_Texto_:
====

De quando em vez há o espanto nos olhos dos nossos alunos. De quando em vez alguns poemas que nos entram por debaixo da porta dos gabinetes. De quando em vez, exames que se escrevem poemas. De quando em vez algum que se confessa atacado pelo sortilégio da criação, só, incomunicável.
Ensinar literatura é toda uma lição. Ensinar poesia, toda uma nova literatura: um processo permanente de re-aprendizagem de leitura que todos os anos cada aluno nos traz.
Quando comecei o curso de Literatura Inglesa I ("Vozes da Poesia Contemporânea"), há já alguns anos, os pedidos repetiam-se: "podia ler-me estes textos?", "podiamos criar um grupo?", "então não disse que era depois da Páscoa?". E acabou por ser depois da Páscoa: um grupo de nove, das seis às oito, uma vez por semana, perguntando-se "Que é a Poesia?", "Que trabalho é este que se me impõe?", "Materialidade e/ou inspiração?", "Cânone ou experimentalismo?", "Que função social?", "Que tradições poéticas?", etc., etc.; depois partiu-se para os exercícios, com temas, com determinadas técnicas, derivando, estabelecendo variações; e sempre, a leitura pública do trabalho original e novo - semanalmente, no grupo, mas também, ocasionalmente, noutros espaços, para um outro público. Finalmente, no ano lectivo de 1997-98, a minha proposta e a aprovação pelo Grupo de Estudos Anglo-Americanos e pela Faculdade de Letras da Universidade de Coimbra de um Curso Livre, anual, a que chamei "Oficina de Poesia".

====

_Informação fornecida_:
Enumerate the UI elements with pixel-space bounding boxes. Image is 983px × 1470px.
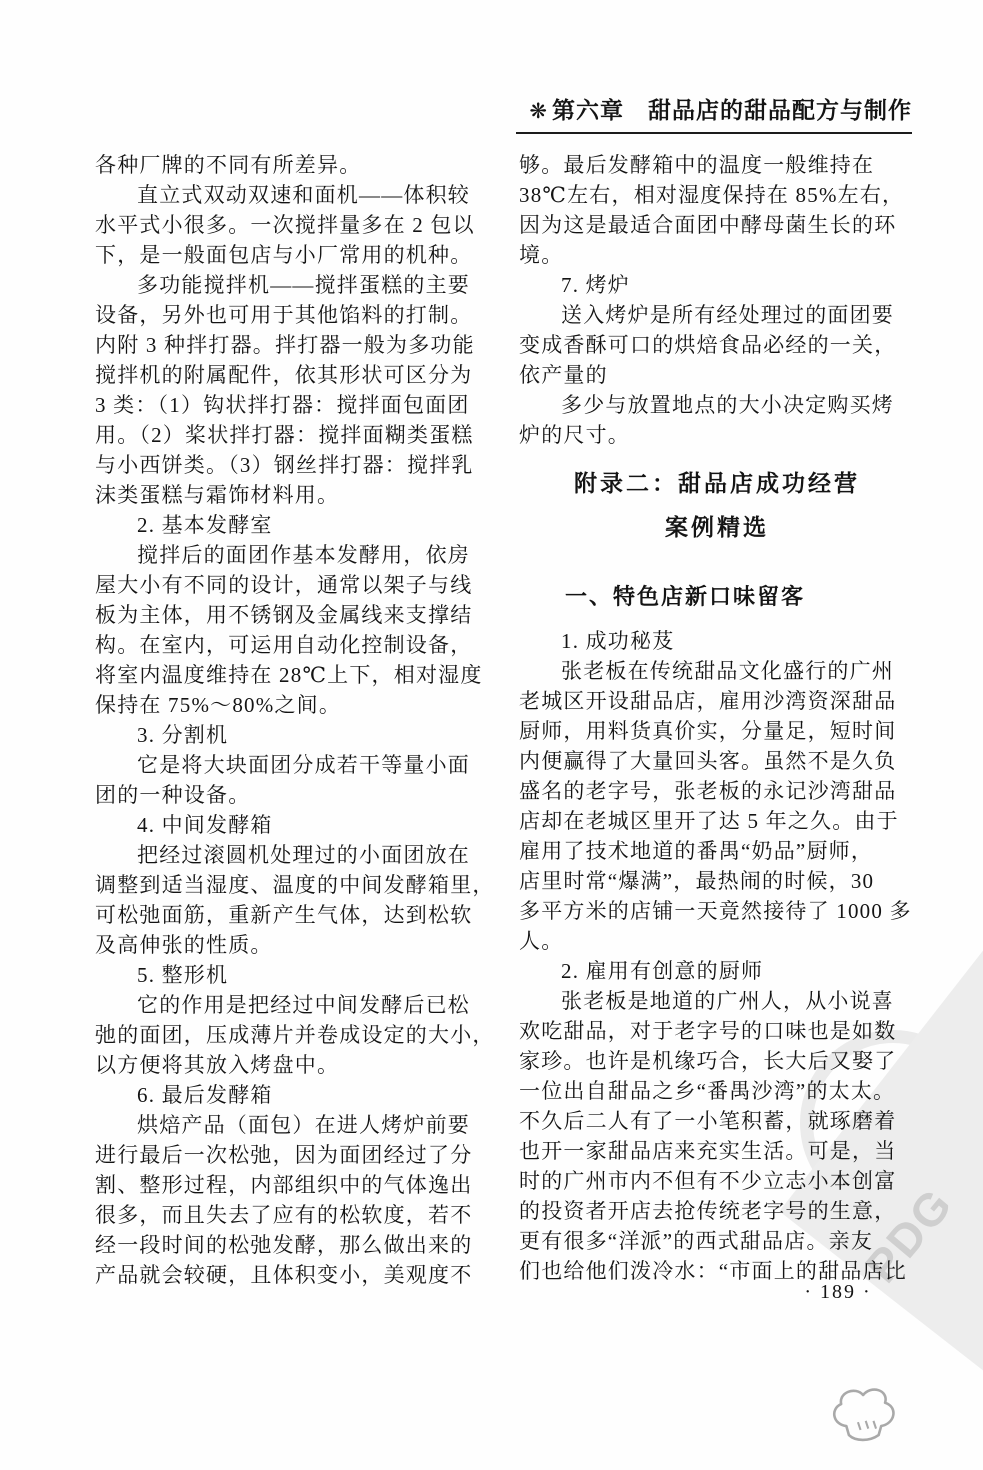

====

_Objetivos_:
**1.** Transcreva, do texto sobre o ensino da poesia, tudo o que vai de "Ensinar literatura é" até "aluno nos traz.".
**2.** Prossiga o texto sobre o ensino da poesia a partir do ponto em que ele termina.

_Respostas esperadas_:
**1.**
Ensinar literatura é toda uma lição. Ensinar poesia, toda uma nova literatura: um processo permanente de re-aprendizagem de leitura que todos os anos cada aluno nos traz.

**2.**
Cursos de Escrita Criativa? Ou, como eu própria diria há alguns anos atrás, "modas americanas"? Continuo convencida de que não é possível ensinar alguém a ser poeta. Mas o meu cepticismo acerca da Escrita Criativa teve por força que ser revisto quando entrei pela primeira vez no Programa de Poética da Universidade de Nova Iorque, em Buffalo, e quando pude participar nos seminários de Pós-Graduação dos poetas/professores Charles Bernstein, Robert Creeley e Susan Howe. Porque aprendi, rigorosamente, que a Poética é também, e sobretudo, uma prática. Porque a escrita é também uma actividade que exige técnica e domínio sobre a matéria a que se dá forma. E hoje, agora já no fim de mais um ano, porque o confirmo nas vozes destes jovens poetas que, entusiasticamente, me acompanharam em sessões semanais que de três horas passavam muitas vezes a quatro ou cinco: "não sei que é que me aconteceu, que já não gosto do que escrevia antes" ou "agora dou por mim a limpar os meus poemas! A eliminar adjectivos, a acrescentar silêncios!...", ou outra mudança qualquer.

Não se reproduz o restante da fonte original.